:: GOAL OF THE EXERCISE ::
Transcribe the listing verbatim. Do not carry over any pictures.

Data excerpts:

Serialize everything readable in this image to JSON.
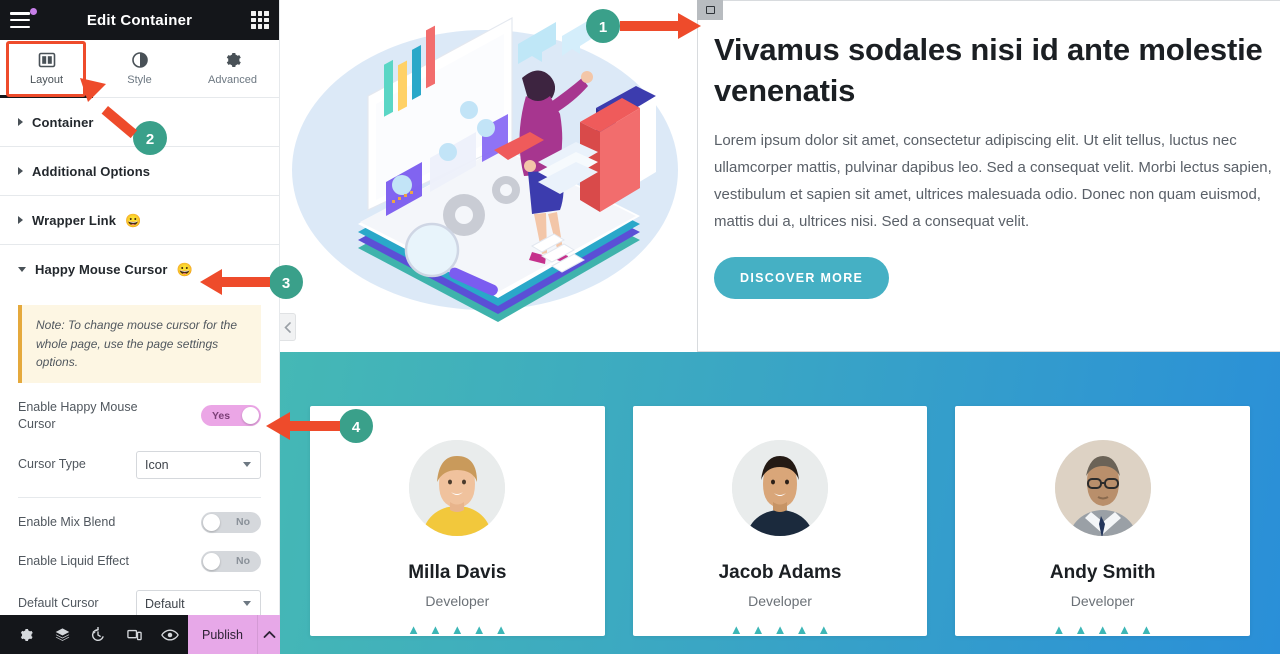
{
  "panel": {
    "title": "Edit Container",
    "menu_icon": "hamburger-icon",
    "apps_icon": "grid-icon",
    "tabs": [
      {
        "label": "Layout",
        "icon": "layout-columns-icon",
        "active": true
      },
      {
        "label": "Style",
        "icon": "contrast-circle-icon",
        "active": false
      },
      {
        "label": "Advanced",
        "icon": "gear-icon",
        "active": false
      }
    ],
    "sections": [
      {
        "title": "Container",
        "emoji": "",
        "open": false
      },
      {
        "title": "Additional Options",
        "emoji": "",
        "open": false
      },
      {
        "title": "Wrapper Link",
        "emoji": "😀",
        "open": false
      },
      {
        "title": "Happy Mouse Cursor",
        "emoji": "😀",
        "open": true
      }
    ],
    "note": "Note: To change mouse cursor for the whole page, use the page settings options.",
    "controls": [
      {
        "label": "Enable Happy Mouse Cursor",
        "type": "switch",
        "value": "Yes",
        "on": true
      },
      {
        "label": "Cursor Type",
        "type": "select",
        "value": "Icon"
      },
      {
        "label": "Enable Mix Blend",
        "type": "switch",
        "value": "No",
        "on": false
      },
      {
        "label": "Enable Liquid Effect",
        "type": "switch",
        "value": "No",
        "on": false
      },
      {
        "label": "Default Cursor",
        "type": "select",
        "value": "Default"
      }
    ],
    "footer": {
      "icons": [
        {
          "name": "settings-gear-icon"
        },
        {
          "name": "navigator-layers-icon"
        },
        {
          "name": "history-icon"
        },
        {
          "name": "responsive-mode-icon"
        },
        {
          "name": "preview-eye-icon"
        }
      ],
      "publish_label": "Publish",
      "publish_color": "#e7a8e8",
      "chevron_icon": "chevron-up-icon"
    }
  },
  "canvas": {
    "collapse_icon": "chevron-left-icon",
    "hero": {
      "illustration": "isometric-woman-laptop-books-illustration",
      "heading": "Vivamus sodales nisi id ante molestie venenatis",
      "paragraph": "Lorem ipsum dolor sit amet, consectetur adipiscing elit. Ut elit tellus, luctus nec ullamcorper mattis, pulvinar dapibus leo. Sed a consequat velit. Morbi lectus sapien, vestibulum et sapien sit amet, ultrices malesuada odio. Donec non quam euismod, mattis dui a, ultrices nisi. Sed a consequat velit.",
      "cta_label": "DISCOVER MORE",
      "cta_color": "#45b0c4"
    },
    "band": {
      "gradient_from": "#45b8b5",
      "gradient_to": "#2a8fd8"
    },
    "team": [
      {
        "name": "Milla Davis",
        "role": "Developer",
        "stars": 5,
        "avatar": "woman-yellow-top-avatar"
      },
      {
        "name": "Jacob Adams",
        "role": "Developer",
        "stars": 5,
        "avatar": "man-dark-shirt-avatar"
      },
      {
        "name": "Andy Smith",
        "role": "Developer",
        "stars": 5,
        "avatar": "man-glasses-suit-avatar"
      }
    ],
    "star_color": "#3cb6b6"
  },
  "annotations": {
    "arrow_color": "#ee4b2b",
    "badge_color": "#3aa08a",
    "steps": [
      {
        "number": "1",
        "target": "container-select-handle"
      },
      {
        "number": "2",
        "target": "layout-tab"
      },
      {
        "number": "3",
        "target": "happy-mouse-cursor-section"
      },
      {
        "number": "4",
        "target": "enable-happy-mouse-cursor-toggle"
      }
    ]
  }
}
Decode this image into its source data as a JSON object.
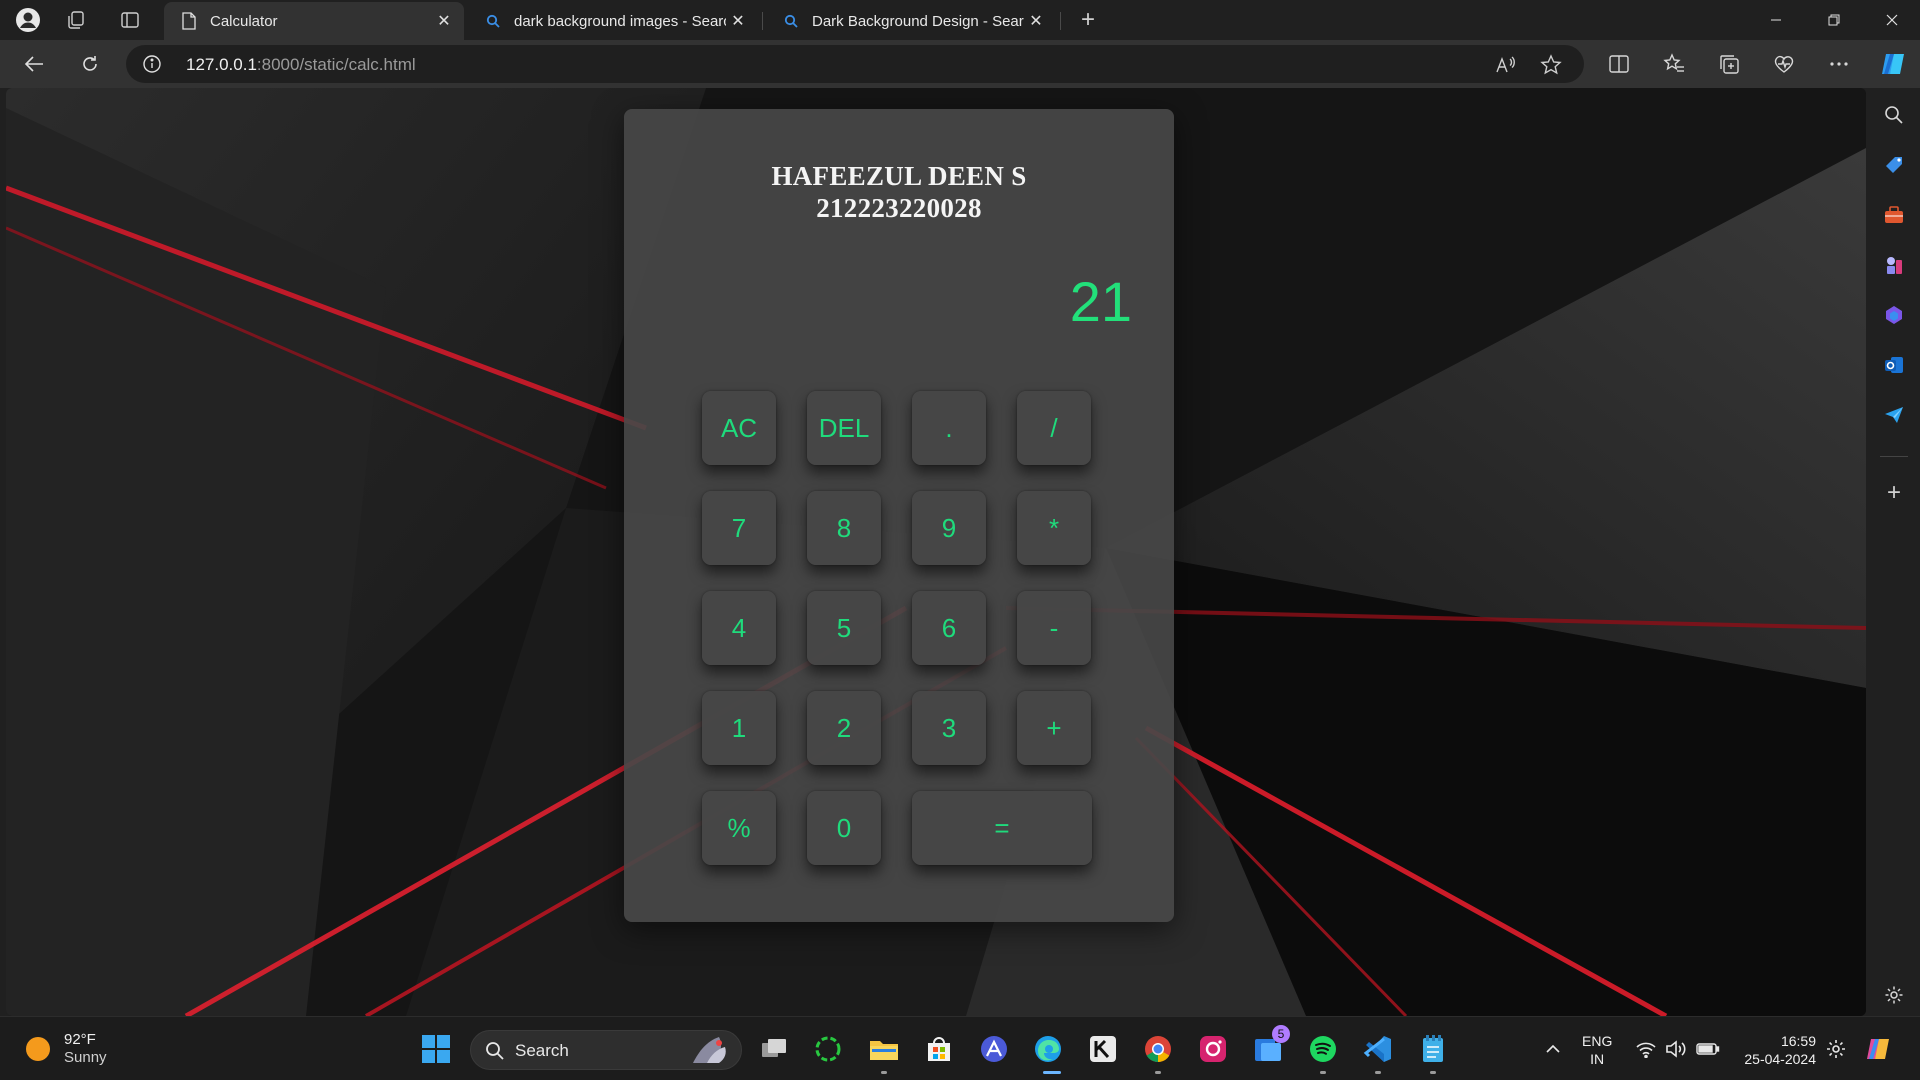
{
  "browser": {
    "tabs": [
      {
        "title": "Calculator",
        "active": true
      },
      {
        "title": "dark background images - Search",
        "active": false
      },
      {
        "title": "Dark Background Design - Search",
        "active": false
      }
    ],
    "address": {
      "host": "127.0.0.1",
      "path": ":8000/static/calc.html"
    }
  },
  "calculator": {
    "name": "HAFEEZUL DEEN S",
    "id": "212223220028",
    "display": "21",
    "keys": {
      "ac": "AC",
      "del": "DEL",
      "dot": ".",
      "divide": "/",
      "seven": "7",
      "eight": "8",
      "nine": "9",
      "multiply": "*",
      "four": "4",
      "five": "5",
      "six": "6",
      "minus": "-",
      "one": "1",
      "two": "2",
      "three": "3",
      "plus": "+",
      "percent": "%",
      "zero": "0",
      "equals": "="
    },
    "accent_color": "#1fdb7c"
  },
  "taskbar": {
    "weather": {
      "temp": "92°F",
      "condition": "Sunny"
    },
    "search_label": "Search",
    "lang": {
      "line1": "ENG",
      "line2": "IN"
    },
    "clock": {
      "time": "16:59",
      "date": "25-04-2024"
    },
    "badge_count": "5"
  }
}
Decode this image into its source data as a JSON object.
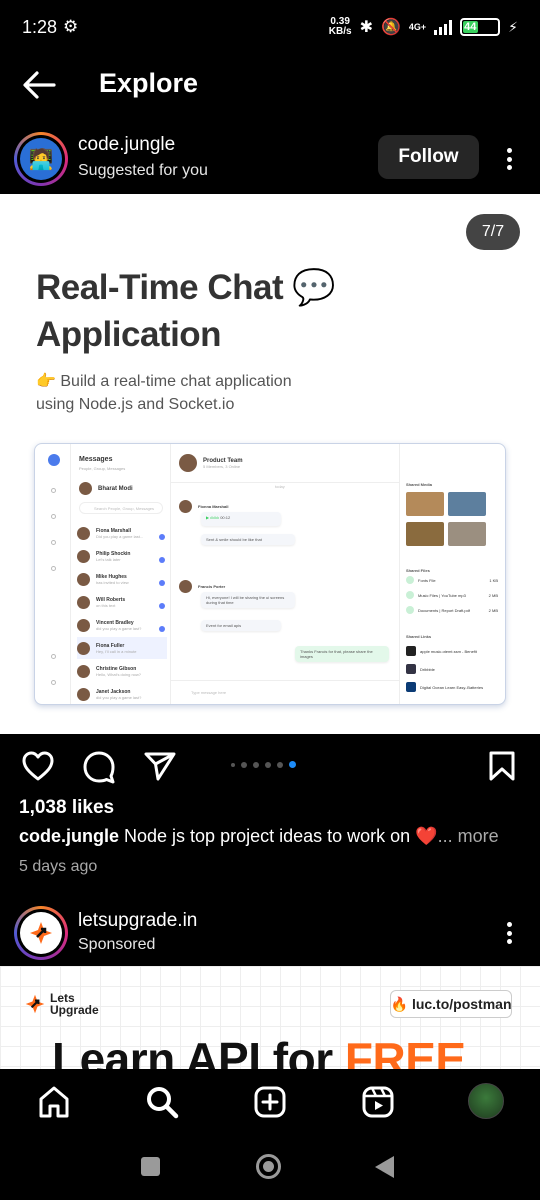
{
  "status": {
    "time": "1:28",
    "net_speed_value": "0.39",
    "net_speed_unit": "KB/s",
    "network": "4G+",
    "battery": "44"
  },
  "header": {
    "title": "Explore"
  },
  "post": {
    "username": "code.jungle",
    "subtitle": "Suggested for you",
    "follow_label": "Follow",
    "slide_counter": "7/7",
    "image": {
      "title_line1": "Real-Time Chat 💬",
      "title_line2": "Application",
      "desc_line1": "👉 Build a real-time chat application",
      "desc_line2": "using Node.js and Socket.io",
      "mock": {
        "messages_title": "Messages",
        "messages_sub": "People, Group, Messages",
        "me_name": "Bharat Modi",
        "search_placeholder": "Search People, Group, Messages",
        "contacts": [
          {
            "name": "Fiona Marshall",
            "preview": "Did you play a game last..."
          },
          {
            "name": "Philip Shockin",
            "preview": "Let's talk later"
          },
          {
            "name": "Mike Hughes",
            "preview": "has invited to view"
          },
          {
            "name": "Will Roberts",
            "preview": "on this text"
          },
          {
            "name": "Vincent Bradley",
            "preview": "did you play a game last?"
          },
          {
            "name": "Fiona Fuller",
            "preview": "Hey, I'll call in a minute"
          },
          {
            "name": "Christine Gibson",
            "preview": "Hello, What's doing now?"
          },
          {
            "name": "Janet Jackson",
            "preview": "did you play a game last?"
          }
        ],
        "chat_title": "Product Team",
        "chat_sub": "5 Members, 3 Online",
        "today": "today",
        "sender1": "Fionna Marshall",
        "msg_audio_time": "00:12",
        "msg1": "Sent & smile should be like that",
        "sender2": "Francis Porter",
        "msg2": "Hi, everyone! I will be sharing the ui screens during that time",
        "msg3": "Event for email apis",
        "msg4": "Thanks Francis for that, please share the images",
        "input_placeholder": "Type message here",
        "shared_media": "Shared Media",
        "shared_files": "Shared Files",
        "files": [
          "Fonts File",
          "Music Files | YouTube mp3",
          "Documents | Report Draft.pdf"
        ],
        "file_sizes": [
          "1 KB",
          "2 MB",
          "2 MB"
        ],
        "shared_links": "Shared Links",
        "links": [
          "apple music.otemt.ssm - Benefit",
          "Dribbble",
          "Digital Ocean Learn Easy..Batteries"
        ],
        "view_all": "View All"
      }
    },
    "likes": "1,038 likes",
    "caption_user": "code.jungle",
    "caption_text": " Node js top project ideas to work on ❤️",
    "caption_more": "... more",
    "time_ago": "5 days ago"
  },
  "post2": {
    "username": "letsupgrade.in",
    "subtitle": "Sponsored",
    "ad": {
      "brand_line1": "Lets",
      "brand_line2": "Upgrade",
      "link": "luc.to/postman",
      "headline_main": "Learn API for ",
      "headline_accent": "FREE"
    }
  },
  "icons": {
    "back": "arrow-left-icon",
    "like": "heart-icon",
    "comment": "comment-icon",
    "share": "send-icon",
    "save": "bookmark-icon",
    "home": "home-icon",
    "search": "search-icon",
    "create": "plus-square-icon",
    "reels": "reels-icon"
  },
  "colors": {
    "background": "#000000",
    "follow_button": "#262626",
    "carousel_active_dot": "#1d8cf8",
    "ad_accent": "#ff6a1a"
  }
}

:: EXERCISE ANSWER ::
Serialize everything readable in this image to JSON.
{
  "panel": {
    "title": "Edit Container",
    "menu_icon": "hamburger-icon",
    "apps_icon": "grid-icon",
    "tabs": [
      {
        "label": "Layout",
        "icon": "layout-columns-icon",
        "active": true
      },
      {
        "label": "Style",
        "icon": "contrast-circle-icon",
        "active": false
      },
      {
        "label": "Advanced",
        "icon": "gear-icon",
        "active": false
      }
    ],
    "sections": [
      {
        "title": "Container",
        "emoji": "",
        "open": false
      },
      {
        "title": "Additional Options",
        "emoji": "",
        "open": false
      },
      {
        "title": "Wrapper Link",
        "emoji": "😀",
        "open": false
      },
      {
        "title": "Happy Mouse Cursor",
        "emoji": "😀",
        "open": true
      }
    ],
    "note": "Note: To change mouse cursor for the whole page, use the page settings options.",
    "controls": [
      {
        "label": "Enable Happy Mouse Cursor",
        "type": "switch",
        "value": "Yes",
        "on": true
      },
      {
        "label": "Cursor Type",
        "type": "select",
        "value": "Icon"
      },
      {
        "label": "Enable Mix Blend",
        "type": "switch",
        "value": "No",
        "on": false
      },
      {
        "label": "Enable Liquid Effect",
        "type": "switch",
        "value": "No",
        "on": false
      },
      {
        "label": "Default Cursor",
        "type": "select",
        "value": "Default"
      }
    ],
    "footer": {
      "icons": [
        {
          "name": "settings-gear-icon"
        },
        {
          "name": "navigator-layers-icon"
        },
        {
          "name": "history-icon"
        },
        {
          "name": "responsive-mode-icon"
        },
        {
          "name": "preview-eye-icon"
        }
      ],
      "publish_label": "Publish",
      "publish_color": "#e7a8e8",
      "chevron_icon": "chevron-up-icon"
    }
  },
  "canvas": {
    "collapse_icon": "chevron-left-icon",
    "hero": {
      "illustration": "isometric-woman-laptop-books-illustration",
      "heading": "Vivamus sodales nisi id ante molestie venenatis",
      "paragraph": "Lorem ipsum dolor sit amet, consectetur adipiscing elit. Ut elit tellus, luctus nec ullamcorper mattis, pulvinar dapibus leo. Sed a consequat velit. Morbi lectus sapien, vestibulum et sapien sit amet, ultrices malesuada odio. Donec non quam euismod, mattis dui a, ultrices nisi. Sed a consequat velit.",
      "cta_label": "DISCOVER MORE",
      "cta_color": "#45b0c4"
    },
    "band": {
      "gradient_from": "#45b8b5",
      "gradient_to": "#2a8fd8"
    },
    "team": [
      {
        "name": "Milla Davis",
        "role": "Developer",
        "stars": 5,
        "avatar": "woman-yellow-top-avatar"
      },
      {
        "name": "Jacob Adams",
        "role": "Developer",
        "stars": 5,
        "avatar": "man-dark-shirt-avatar"
      },
      {
        "name": "Andy Smith",
        "role": "Developer",
        "stars": 5,
        "avatar": "man-glasses-suit-avatar"
      }
    ],
    "star_color": "#3cb6b6"
  },
  "annotations": {
    "arrow_color": "#ee4b2b",
    "badge_color": "#3aa08a",
    "steps": [
      {
        "number": "1",
        "target": "container-select-handle"
      },
      {
        "number": "2",
        "target": "layout-tab"
      },
      {
        "number": "3",
        "target": "happy-mouse-cursor-section"
      },
      {
        "number": "4",
        "target": "enable-happy-mouse-cursor-toggle"
      }
    ]
  }
}
Decode this image into its source data as a JSON object.
{
  "browser": {
    "tabs": [
      {
        "title": "Calculator",
        "active": true
      },
      {
        "title": "dark background images - Search",
        "active": false
      },
      {
        "title": "Dark Background Design - Search",
        "active": false
      }
    ],
    "address": {
      "host": "127.0.0.1",
      "path": ":8000/static/calc.html"
    }
  },
  "calculator": {
    "name": "HAFEEZUL DEEN S",
    "id": "212223220028",
    "display": "21",
    "keys": {
      "ac": "AC",
      "del": "DEL",
      "dot": ".",
      "divide": "/",
      "seven": "7",
      "eight": "8",
      "nine": "9",
      "multiply": "*",
      "four": "4",
      "five": "5",
      "six": "6",
      "minus": "-",
      "one": "1",
      "two": "2",
      "three": "3",
      "plus": "+",
      "percent": "%",
      "zero": "0",
      "equals": "="
    },
    "accent_color": "#1fdb7c"
  },
  "taskbar": {
    "weather": {
      "temp": "92°F",
      "condition": "Sunny"
    },
    "search_label": "Search",
    "lang": {
      "line1": "ENG",
      "line2": "IN"
    },
    "clock": {
      "time": "16:59",
      "date": "25-04-2024"
    },
    "badge_count": "5"
  }
}
Decode this image into its source data as a JSON object.
{
  "status": {
    "time": "1:28",
    "net_speed_value": "0.39",
    "net_speed_unit": "KB/s",
    "network": "4G+",
    "battery": "44"
  },
  "header": {
    "title": "Explore"
  },
  "post": {
    "username": "code.jungle",
    "subtitle": "Suggested for you",
    "follow_label": "Follow",
    "slide_counter": "7/7",
    "image": {
      "title_line1": "Real-Time Chat 💬",
      "title_line2": "Application",
      "desc_line1": "👉 Build a real-time chat application",
      "desc_line2": "using Node.js and Socket.io",
      "mock": {
        "messages_title": "Messages",
        "messages_sub": "People, Group, Messages",
        "me_name": "Bharat Modi",
        "search_placeholder": "Search People, Group, Messages",
        "contacts": [
          {
            "name": "Fiona Marshall",
            "preview": "Did you play a game last..."
          },
          {
            "name": "Philip Shockin",
            "preview": "Let's talk later"
          },
          {
            "name": "Mike Hughes",
            "preview": "has invited to view"
          },
          {
            "name": "Will Roberts",
            "preview": "on this text"
          },
          {
            "name": "Vincent Bradley",
            "preview": "did you play a game last?"
          },
          {
            "name": "Fiona Fuller",
            "preview": "Hey, I'll call in a minute"
          },
          {
            "name": "Christine Gibson",
            "preview": "Hello, What's doing now?"
          },
          {
            "name": "Janet Jackson",
            "preview": "did you play a game last?"
          }
        ],
        "chat_title": "Product Team",
        "chat_sub": "5 Members, 3 Online",
        "today": "today",
        "sender1": "Fionna Marshall",
        "msg_audio_time": "00:12",
        "msg1": "Sent & smile should be like that",
        "sender2": "Francis Porter",
        "msg2": "Hi, everyone! I will be sharing the ui screens during that time",
        "msg3": "Event for email apis",
        "msg4": "Thanks Francis for that, please share the images",
        "input_placeholder": "Type message here",
        "shared_media": "Shared Media",
        "shared_files": "Shared Files",
        "files": [
          "Fonts File",
          "Music Files | YouTube mp3",
          "Documents | Report Draft.pdf"
        ],
        "file_sizes": [
          "1 KB",
          "2 MB",
          "2 MB"
        ],
        "shared_links": "Shared Links",
        "links": [
          "apple music.otemt.ssm - Benefit",
          "Dribbble",
          "Digital Ocean Learn Easy..Batteries"
        ],
        "view_all": "View All"
      }
    },
    "likes": "1,038 likes",
    "caption_user": "code.jungle",
    "caption_text": " Node js top project ideas to work on ❤️",
    "caption_more": "... more",
    "time_ago": "5 days ago"
  },
  "post2": {
    "username": "letsupgrade.in",
    "subtitle": "Sponsored",
    "ad": {
      "brand_line1": "Lets",
      "brand_line2": "Upgrade",
      "link": "luc.to/postman",
      "headline_main": "Learn API for ",
      "headline_accent": "FREE"
    }
  },
  "icons": {
    "back": "arrow-left-icon",
    "like": "heart-icon",
    "comment": "comment-icon",
    "share": "send-icon",
    "save": "bookmark-icon",
    "home": "home-icon",
    "search": "search-icon",
    "create": "plus-square-icon",
    "reels": "reels-icon"
  },
  "colors": {
    "background": "#000000",
    "follow_button": "#262626",
    "carousel_active_dot": "#1d8cf8",
    "ad_accent": "#ff6a1a"
  }
}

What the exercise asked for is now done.